* Start *

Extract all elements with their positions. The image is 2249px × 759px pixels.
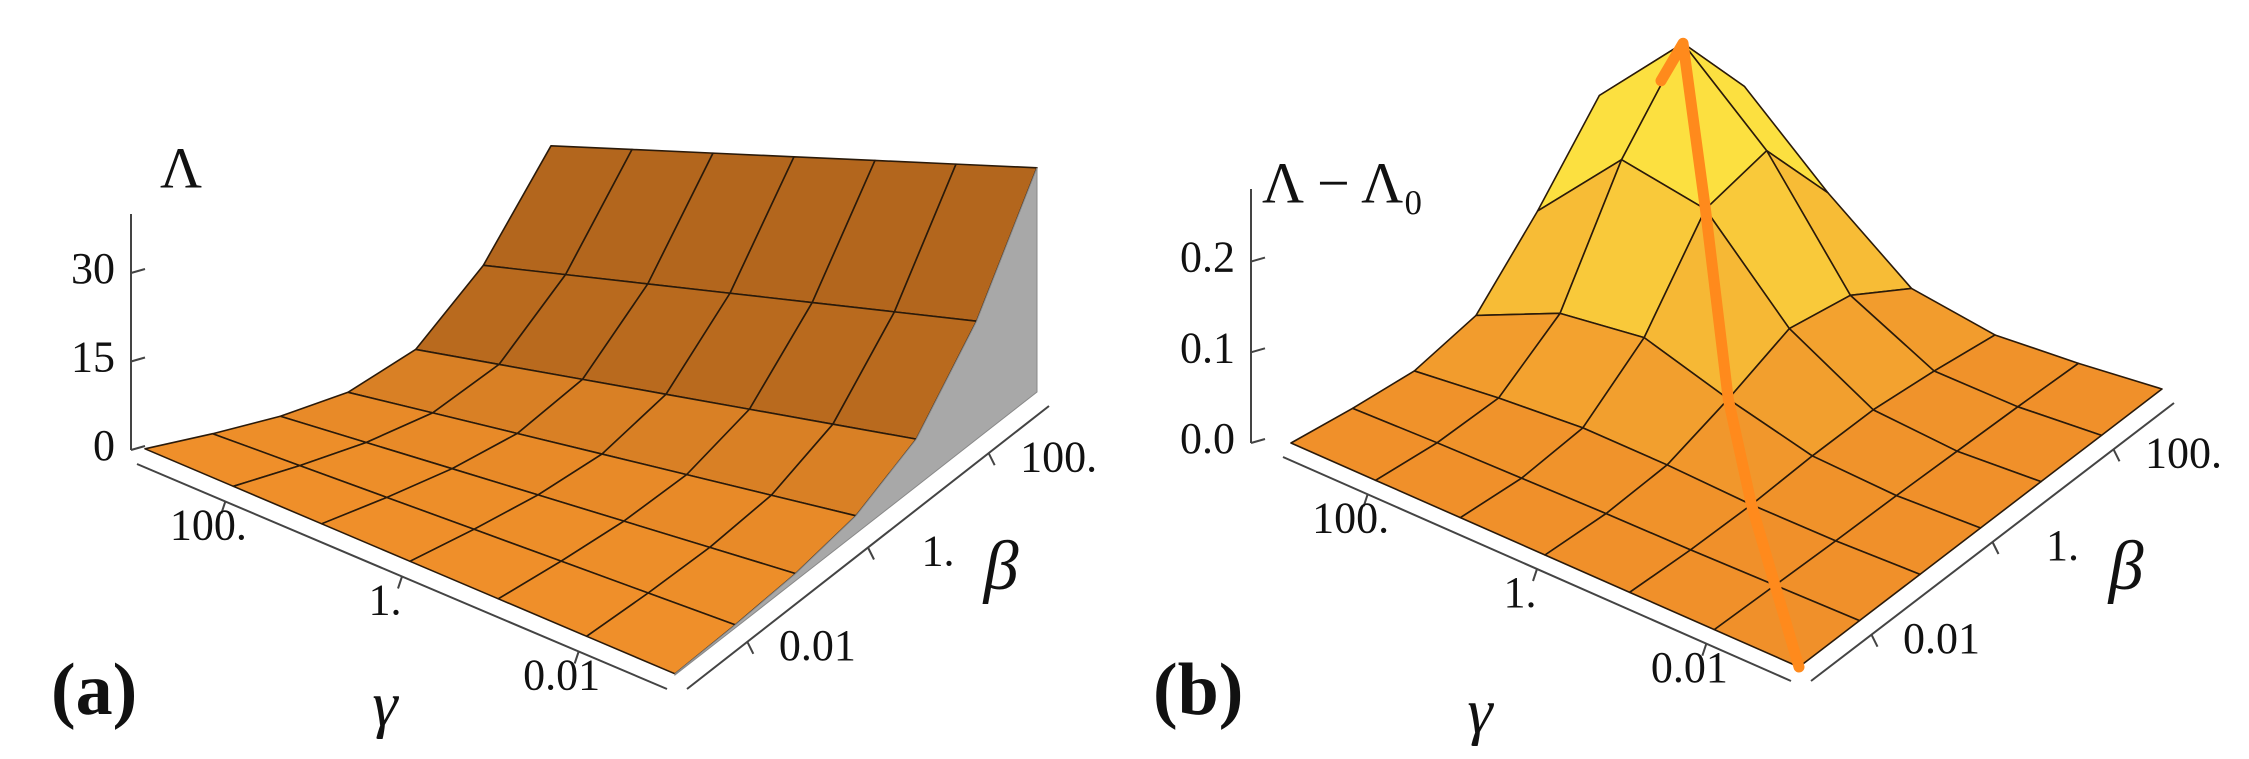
x-tick xyxy=(573,651,580,664)
x-tick xyxy=(1362,494,1369,507)
x-tick-label: 1. xyxy=(1504,568,1537,617)
x-tick-label: 100. xyxy=(170,501,247,550)
y-tick xyxy=(2112,448,2121,462)
z-tick xyxy=(1250,347,1266,354)
shadow-wall xyxy=(674,167,1038,677)
z-tick-label: 0 xyxy=(93,421,115,470)
z-tick-label: 15 xyxy=(71,333,115,382)
y-tick-label: 100. xyxy=(2145,428,2222,477)
y-tick xyxy=(1870,634,1879,648)
panel-label: (b) xyxy=(1153,649,1243,731)
x-tick-label: 0.01 xyxy=(523,651,600,700)
z-tick xyxy=(1250,438,1266,444)
y-tick xyxy=(987,452,996,466)
y-axis-label: β xyxy=(982,528,1019,605)
panel: 100. 1. 0.01 0.01 1. 100. 0.0 0.1 0.2 Λ − Λ₀ γ β (b) xyxy=(1153,37,2222,747)
z-axis-label: Λ − Λ₀ xyxy=(1262,150,1423,215)
y-tick-label: 100. xyxy=(1020,432,1097,481)
y-tick xyxy=(1991,541,2000,555)
x-tick-label: 100. xyxy=(1312,493,1389,542)
y-axis-label: β xyxy=(2107,528,2144,605)
panel: 100. 1. 0.01 0.01 1. 100. 0 15 30 Λγ β (a) xyxy=(51,135,1097,739)
diagonal-line xyxy=(1655,37,1805,673)
y-tick xyxy=(867,547,875,560)
x-axis-label: γ xyxy=(372,669,399,740)
z-axis-label: Λ xyxy=(160,135,202,200)
z-tick-label: 0.1 xyxy=(1180,323,1235,372)
z-tick xyxy=(130,268,146,274)
y-tick-label: 0.01 xyxy=(779,621,856,670)
z-tick-label: 0.0 xyxy=(1180,414,1235,463)
x-tick xyxy=(397,576,403,589)
x-tick-label: 1. xyxy=(369,576,402,625)
y-tick-label: 1. xyxy=(2046,521,2079,570)
x-tick-label: 0.01 xyxy=(1651,643,1728,692)
x-tick xyxy=(1532,568,1538,582)
z-tick xyxy=(1250,256,1266,263)
z-tick xyxy=(130,356,146,363)
panel-label: (a) xyxy=(51,649,137,731)
z-tick-label: 0.2 xyxy=(1180,233,1235,282)
x-tick xyxy=(1701,643,1708,656)
y-tick xyxy=(746,641,755,655)
y-tick-label: 1. xyxy=(922,527,955,576)
x-axis-label: γ xyxy=(1467,676,1494,747)
z-tick xyxy=(130,445,146,451)
y-tick-label: 0.01 xyxy=(1903,614,1980,663)
x-tick xyxy=(220,501,227,514)
z-tick-label: 30 xyxy=(71,244,115,293)
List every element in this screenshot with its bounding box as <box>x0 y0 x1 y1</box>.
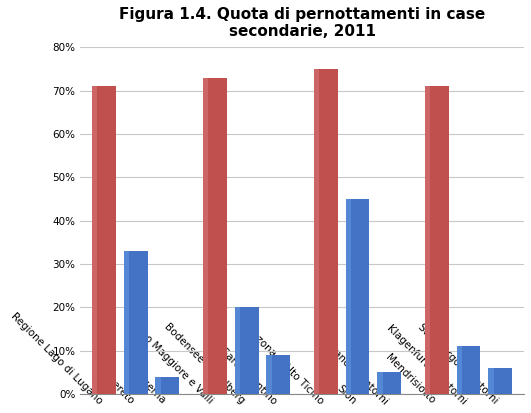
Bar <box>489 368 512 394</box>
Title: Figura 1.4. Quota di pernottamenti in case
secondarie, 2011: Figura 1.4. Quota di pernottamenti in ca… <box>119 7 485 39</box>
Bar <box>235 307 240 394</box>
Bar <box>203 78 208 394</box>
Bar <box>457 347 462 394</box>
Bar <box>378 373 401 394</box>
Bar <box>267 355 272 394</box>
Bar <box>124 251 129 394</box>
Bar <box>425 86 449 394</box>
Bar <box>92 86 97 394</box>
Bar <box>314 69 319 394</box>
Bar <box>346 199 370 394</box>
Bar <box>314 69 338 394</box>
Bar <box>425 86 430 394</box>
Bar <box>92 86 116 394</box>
Bar <box>378 373 383 394</box>
Bar <box>346 199 351 394</box>
Bar <box>124 251 148 394</box>
Bar <box>156 377 179 394</box>
Bar <box>235 307 259 394</box>
Bar <box>203 78 227 394</box>
Bar <box>457 347 481 394</box>
Bar <box>156 377 161 394</box>
Bar <box>267 355 290 394</box>
Bar <box>489 368 494 394</box>
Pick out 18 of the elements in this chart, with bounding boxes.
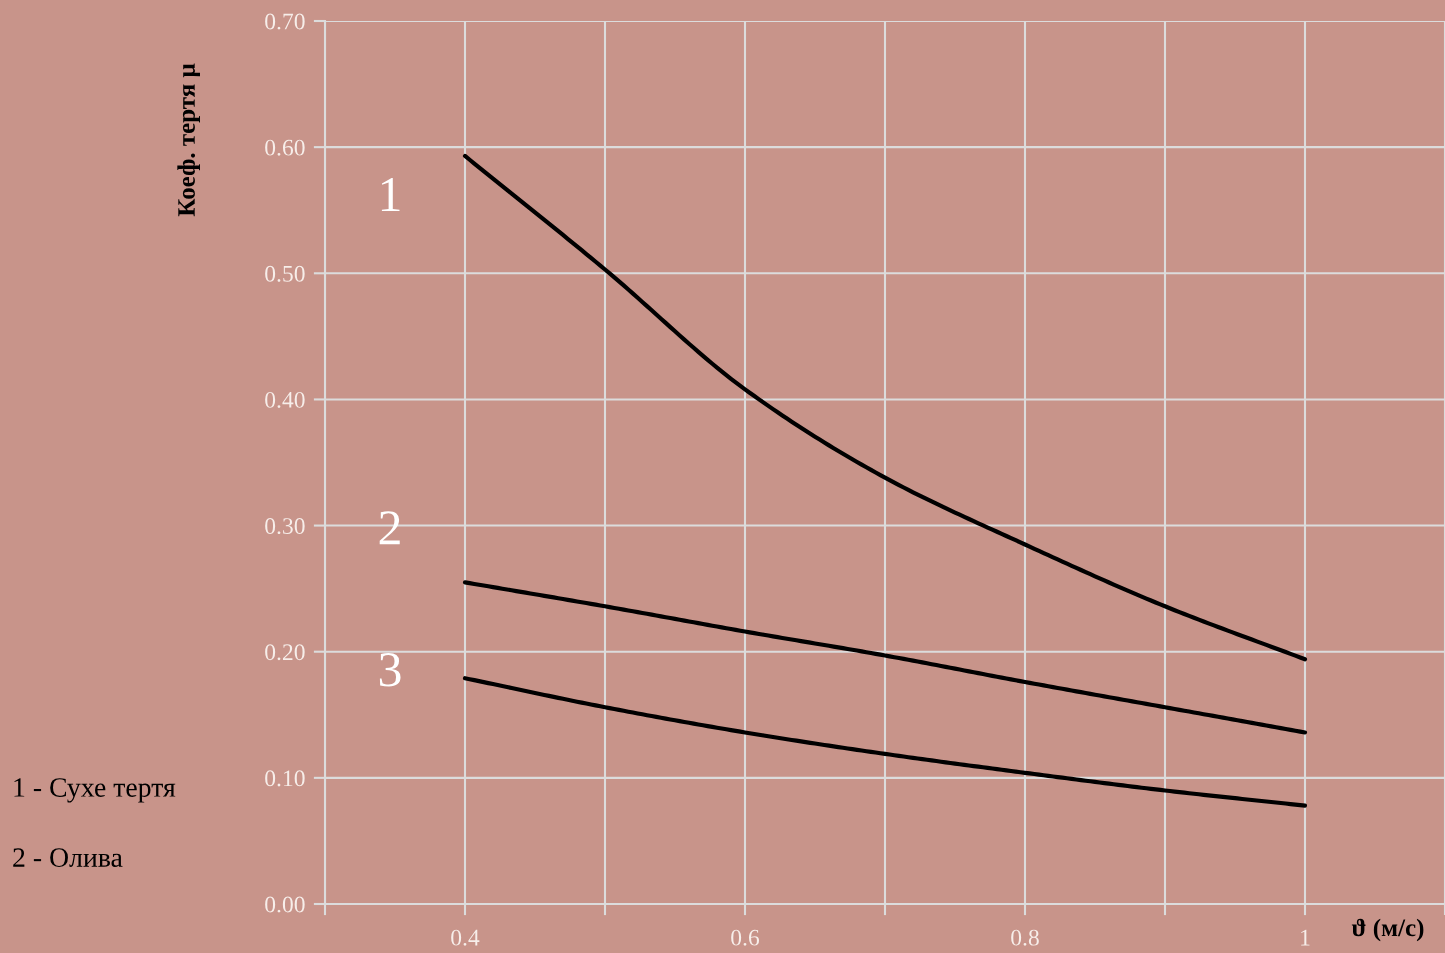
y-tick-label: 0.20: [265, 644, 305, 661]
y-tick-label: 0.70: [265, 13, 305, 30]
x-tick-label: 0.8: [1011, 929, 1039, 946]
y-tick-label: 0.40: [265, 391, 305, 408]
y-tick-label: 0.50: [265, 265, 305, 282]
series-label: 3: [379, 652, 401, 687]
text: 2 - Олива: [13, 848, 123, 867]
series-label: 1: [381, 178, 400, 212]
text: 1 - Сухе тертя: [14, 778, 176, 803]
x-tick-label: 0.4: [451, 929, 480, 946]
y-tick-label: 0.30: [265, 518, 305, 535]
x-axis-title: ϑ (м/с): [1351, 918, 1424, 942]
y-axis-title: Коеф. тертя μ: [177, 63, 200, 217]
y-tick-label: 0.10: [265, 770, 305, 787]
y-tick-label: 0.60: [265, 139, 305, 156]
x-tick-label: 0.6: [731, 929, 760, 946]
y-tick-label: 0.00: [265, 896, 305, 913]
x-tick-label: 1: [1301, 929, 1310, 946]
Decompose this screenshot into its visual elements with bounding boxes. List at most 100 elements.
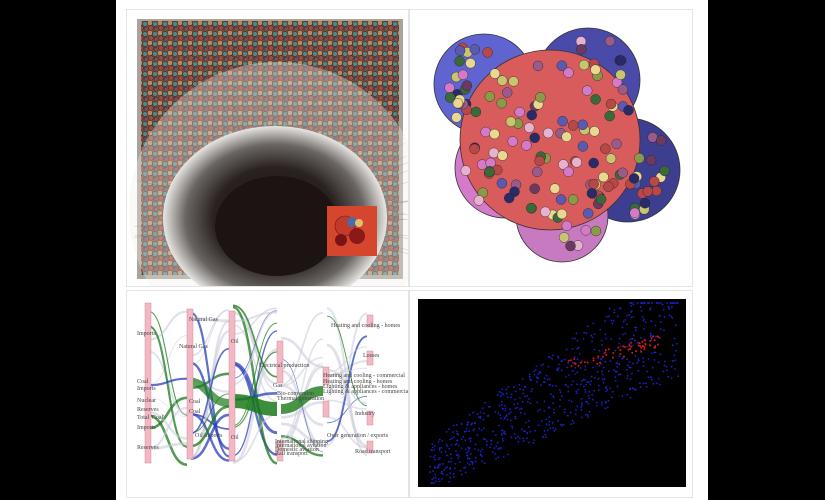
scatter-point	[530, 380, 532, 382]
scatter-point	[630, 397, 632, 399]
scatter-point	[455, 450, 457, 452]
member-dot	[649, 176, 659, 186]
member-dot	[455, 46, 465, 56]
scatter-point	[435, 474, 437, 476]
scatter-point	[502, 408, 504, 410]
scatter-point-highlight	[568, 360, 570, 362]
scatter-point	[511, 394, 513, 396]
scatter-point	[480, 416, 482, 418]
scatter-point	[497, 394, 499, 396]
scatter-point	[603, 382, 605, 384]
scatter-point	[477, 434, 479, 436]
member-dot	[640, 198, 650, 208]
scatter-point	[521, 408, 523, 410]
scatter-point	[442, 463, 444, 465]
scatter-point	[601, 404, 603, 406]
scatter-point	[608, 315, 610, 317]
member-dot	[557, 209, 567, 219]
scatter-point	[605, 361, 607, 363]
scatter-point	[475, 457, 477, 459]
scatter-point	[578, 389, 580, 391]
scatter-point	[544, 434, 546, 436]
scatter-point	[606, 316, 608, 318]
scatter-point	[503, 456, 505, 458]
scatter-point	[431, 482, 433, 484]
scatter-point	[663, 329, 665, 331]
scatter-point	[672, 360, 674, 362]
scatter-point	[668, 308, 670, 310]
scatter-point	[564, 411, 566, 413]
scatter-point	[446, 454, 448, 456]
scatter-point	[619, 307, 621, 309]
member-dot	[485, 167, 495, 177]
scatter-point	[498, 391, 500, 393]
scatter-point	[544, 430, 546, 432]
sankey-label-right: Industry	[355, 411, 375, 417]
scatter-point	[626, 346, 628, 348]
scatter-point	[655, 352, 657, 354]
scatter-point	[439, 439, 441, 441]
scatter-point-highlight	[653, 347, 655, 349]
scatter-point	[572, 381, 574, 383]
scatter-point-highlight	[578, 365, 580, 367]
scatter-point	[613, 312, 615, 314]
member-dot	[474, 195, 484, 205]
scatter-point	[664, 316, 666, 318]
sankey-node	[323, 401, 329, 417]
scatter-point	[552, 422, 554, 424]
scatter-point	[571, 370, 573, 372]
scatter-point	[581, 402, 583, 404]
scatter-point	[627, 375, 629, 377]
scatter-point	[652, 367, 654, 369]
sankey-node	[277, 341, 283, 383]
scatter-point	[548, 416, 550, 418]
scatter-point	[615, 380, 617, 382]
member-dot	[470, 144, 480, 154]
scatter-point	[502, 430, 504, 432]
scatter-point	[677, 375, 679, 377]
scatter-point-highlight	[604, 352, 606, 354]
scatter-point	[450, 444, 452, 446]
scatter-point	[674, 359, 676, 361]
scatter-point	[660, 328, 662, 330]
scatter-point-highlight	[599, 362, 601, 364]
scatter-point-highlight	[605, 349, 607, 351]
scatter-point	[651, 379, 653, 381]
scatter-point	[529, 431, 531, 433]
member-dot	[656, 136, 666, 146]
scatter-point	[477, 449, 479, 451]
scatter-point	[449, 477, 451, 479]
scatter-point	[539, 371, 541, 373]
scatter-point	[458, 445, 460, 447]
member-dot	[559, 232, 569, 242]
scatter-point-highlight	[654, 339, 656, 341]
scatter-point	[536, 402, 538, 404]
member-dot	[557, 61, 567, 71]
scatter-point	[640, 337, 642, 339]
scatter-point	[529, 376, 531, 378]
member-dot	[572, 157, 582, 167]
scatter-point	[612, 391, 614, 393]
scatter-point	[531, 388, 533, 390]
scatter-point	[455, 463, 457, 465]
scatter-point	[515, 416, 517, 418]
scatter-point	[465, 472, 467, 474]
scatter-point	[588, 391, 590, 393]
scatter-point	[669, 314, 671, 316]
scatter-point	[621, 358, 623, 360]
scatter-point	[635, 330, 637, 332]
scatter-point	[552, 355, 554, 357]
member-dot	[562, 221, 572, 231]
scatter-point	[434, 459, 436, 461]
member-dot	[599, 172, 609, 182]
scatter-point	[461, 474, 463, 476]
scatter-point	[473, 430, 475, 432]
member-dot	[596, 194, 606, 204]
scatter-point	[576, 340, 578, 342]
scatter-point	[545, 436, 547, 438]
scatter-point	[558, 367, 560, 369]
scatter-point	[449, 467, 451, 469]
scatter-point-highlight	[602, 356, 604, 358]
scatter-point	[581, 409, 583, 411]
member-dot	[509, 76, 519, 86]
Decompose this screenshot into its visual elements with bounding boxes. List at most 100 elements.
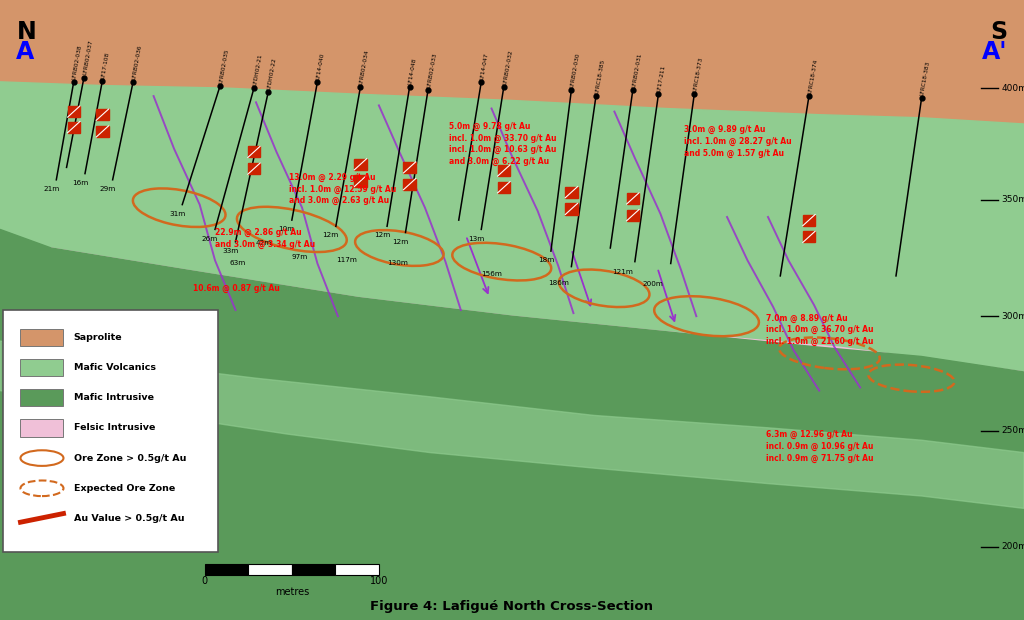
- Bar: [0, 45, 1024, 48]
- Text: Saprolite: Saprolite: [74, 333, 122, 342]
- Text: 121m: 121m: [612, 269, 633, 275]
- Polygon shape: [0, 229, 1024, 620]
- Text: Mafic Intrusive: Mafic Intrusive: [74, 393, 154, 402]
- Bar: [498, 182, 510, 193]
- Bar: [803, 231, 815, 242]
- Bar: [0, 71, 1024, 74]
- Bar: [565, 203, 578, 215]
- Text: LFRB02-030: LFRB02-030: [569, 52, 581, 88]
- Bar: [248, 163, 260, 174]
- Text: Expected Ore Zone: Expected Ore Zone: [74, 484, 175, 493]
- Bar: [627, 210, 639, 221]
- Text: LF14-040: LF14-040: [315, 52, 326, 80]
- Text: LF14-048: LF14-048: [408, 57, 418, 85]
- Text: 26m: 26m: [202, 236, 218, 242]
- Bar: [0, 108, 1024, 112]
- Text: A: A: [16, 40, 35, 64]
- Text: LF17-108: LF17-108: [100, 51, 111, 79]
- Text: Au Value > 0.5g/t Au: Au Value > 0.5g/t Au: [74, 514, 184, 523]
- Text: 156m: 156m: [481, 271, 502, 277]
- Bar: [0, 4, 1024, 7]
- Bar: [96, 109, 109, 120]
- Text: 22.9m @ 2.86 g/t Au
and 3.0m @ 3.34 g/t Au: 22.9m @ 2.86 g/t Au and 3.0m @ 3.34 g/t …: [215, 228, 315, 249]
- Text: 250m: 250m: [1001, 427, 1024, 435]
- Bar: [205, 564, 248, 575]
- Text: 13m: 13m: [468, 236, 484, 242]
- Text: 12m: 12m: [392, 239, 409, 245]
- Text: LFRB02-031: LFRB02-031: [631, 52, 642, 88]
- Polygon shape: [0, 341, 1024, 508]
- Text: 300m: 300m: [1001, 312, 1024, 321]
- Bar: [20, 389, 63, 406]
- Bar: [68, 122, 80, 133]
- Text: LFRC18-373: LFRC18-373: [692, 56, 703, 92]
- Text: LFRB02-038: LFRB02-038: [72, 44, 83, 80]
- Bar: [0, 52, 1024, 56]
- Bar: [0, 33, 1024, 37]
- Text: 16m: 16m: [72, 180, 88, 186]
- Text: LFDH02-21: LFDH02-21: [252, 53, 263, 86]
- Bar: [498, 165, 510, 176]
- Text: 3.0m @ 9.89 g/t Au
incl. 1.0m @ 28.27 g/t Au
and 5.0m @ 1.57 g/t Au: 3.0m @ 9.89 g/t Au incl. 1.0m @ 28.27 g/…: [684, 125, 792, 157]
- Text: LFRB02-036: LFRB02-036: [131, 44, 142, 80]
- Text: 63m: 63m: [229, 260, 246, 267]
- Bar: [0, 86, 1024, 89]
- Bar: [0, 0, 1024, 112]
- Text: 200m: 200m: [643, 281, 664, 288]
- Bar: [354, 159, 367, 170]
- Text: 13.0m @ 2.29 g/t Au
incl. 1.0m @ 12.59 g/t Au
and 3.0m @ 2.63 g/t Au: 13.0m @ 2.29 g/t Au incl. 1.0m @ 12.59 g…: [289, 173, 396, 205]
- Bar: [0, 15, 1024, 19]
- Text: 12m: 12m: [323, 232, 339, 239]
- Bar: [0, 63, 1024, 67]
- Text: 130m: 130m: [387, 260, 408, 267]
- Bar: [0, 100, 1024, 104]
- Bar: [0, 26, 1024, 30]
- FancyBboxPatch shape: [3, 310, 218, 552]
- Text: 400m: 400m: [1001, 84, 1024, 92]
- Polygon shape: [51, 248, 1024, 422]
- Bar: [0, 22, 1024, 26]
- Bar: [20, 359, 63, 376]
- Bar: [0, 82, 1024, 86]
- Text: 0: 0: [202, 576, 208, 586]
- Bar: [20, 329, 63, 346]
- Text: Felsic Intrusive: Felsic Intrusive: [74, 423, 155, 432]
- Text: Figure 4: Lafigué North Cross-Section: Figure 4: Lafigué North Cross-Section: [371, 600, 653, 613]
- Text: LFRB02-033: LFRB02-033: [426, 52, 437, 88]
- Text: 200m: 200m: [1001, 542, 1024, 551]
- Text: LFRC18-383: LFRC18-383: [920, 60, 931, 96]
- Text: metres: metres: [274, 587, 309, 597]
- Bar: [403, 179, 416, 190]
- Bar: [0, 104, 1024, 108]
- Bar: [0, 97, 1024, 100]
- Text: 10m: 10m: [279, 226, 295, 232]
- Bar: [96, 126, 109, 137]
- Text: 7.0m @ 8.89 g/t Au
incl. 1.0m @ 36.70 g/t Au
incl. 1.0m @ 21.60 g/t Au: 7.0m @ 8.89 g/t Au incl. 1.0m @ 36.70 g/…: [766, 314, 873, 346]
- Bar: [0, 7, 1024, 11]
- Text: LF17-211: LF17-211: [656, 65, 667, 92]
- Text: 33m: 33m: [222, 248, 239, 254]
- Polygon shape: [0, 0, 1024, 124]
- Bar: [0, 37, 1024, 41]
- Text: 100: 100: [370, 576, 388, 586]
- Text: LFRB02-035: LFRB02-035: [218, 48, 229, 84]
- Bar: [20, 419, 63, 436]
- Text: 21m: 21m: [43, 186, 59, 192]
- Bar: [627, 193, 639, 204]
- Text: 42m: 42m: [256, 240, 272, 246]
- Bar: [0, 93, 1024, 97]
- Text: Ore Zone > 0.5g/t Au: Ore Zone > 0.5g/t Au: [74, 454, 186, 463]
- Bar: [0, 41, 1024, 45]
- Bar: [0, 11, 1024, 15]
- Bar: [0, 19, 1024, 22]
- Bar: [248, 564, 292, 575]
- Text: A': A': [982, 40, 1008, 64]
- Text: 117m: 117m: [336, 257, 356, 263]
- Bar: [0, 0, 1024, 4]
- Bar: [0, 60, 1024, 63]
- Bar: [0, 56, 1024, 60]
- Bar: [0, 48, 1024, 52]
- Text: LF14-047: LF14-047: [479, 52, 489, 80]
- Bar: [803, 215, 815, 226]
- Text: LFRB02-032: LFRB02-032: [502, 49, 513, 85]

* End *

> [What is expected]: Put the lines from the one with "- Bar: [0, 45, 1024, 48]" up to and including the one with "- Text: 13m: 13m: [468, 236, 484, 242]" into a numbered list, leaving out any blank lines.

> [Written answer]:
1. - Bar: [0, 45, 1024, 48]
2. - Text: Saprolite: Saprolite: [74, 333, 122, 342]
3. - Text: 121m: 121m: [612, 269, 633, 275]
4. - Polygon shape: [0, 229, 1024, 620]
5. - Text: Mafic Intrusive: Mafic Intrusive: [74, 393, 154, 402]
6. - Bar: [498, 182, 510, 193]
7. - Bar: [803, 231, 815, 242]
8. - Bar: [0, 71, 1024, 74]
9. - Bar: [565, 203, 578, 215]
10. - Text: LFRB02-030: LFRB02-030: [569, 52, 581, 88]
11. - Bar: [248, 163, 260, 174]
12. - Text: Expected Ore Zone: Expected Ore Zone: [74, 484, 175, 493]
13. - Bar: [627, 210, 639, 221]
14. - Text: LF14-040: LF14-040: [315, 52, 326, 80]
15. - Text: LF14-048: LF14-048: [408, 57, 418, 85]
16. - Text: 26m: 26m: [202, 236, 218, 242]
17. - Bar: [0, 108, 1024, 112]
18. - Text: A: A: [16, 40, 35, 64]
19. - Text: LF17-108: LF17-108: [100, 51, 111, 79]
20. - Text: Au Value > 0.5g/t Au: Au Value > 0.5g/t Au: [74, 514, 184, 523]
21. - Text: 156m: 156m: [481, 271, 502, 277]
22. - Bar: [0, 4, 1024, 7]
23. - Bar: [96, 109, 109, 120]
24. - Text: 22.9m @ 2.86 g/t Au
25. and 3.0m @ 3.34 g/t Au: 22.9m @ 2.86 g/t Au and 3.0m @ 3.34 g/t …: [215, 228, 315, 249]
26. - Text: 250m: 250m: [1001, 427, 1024, 435]
27. - Bar: [205, 564, 248, 575]
28. - Text: 13m: 13m: [468, 236, 484, 242]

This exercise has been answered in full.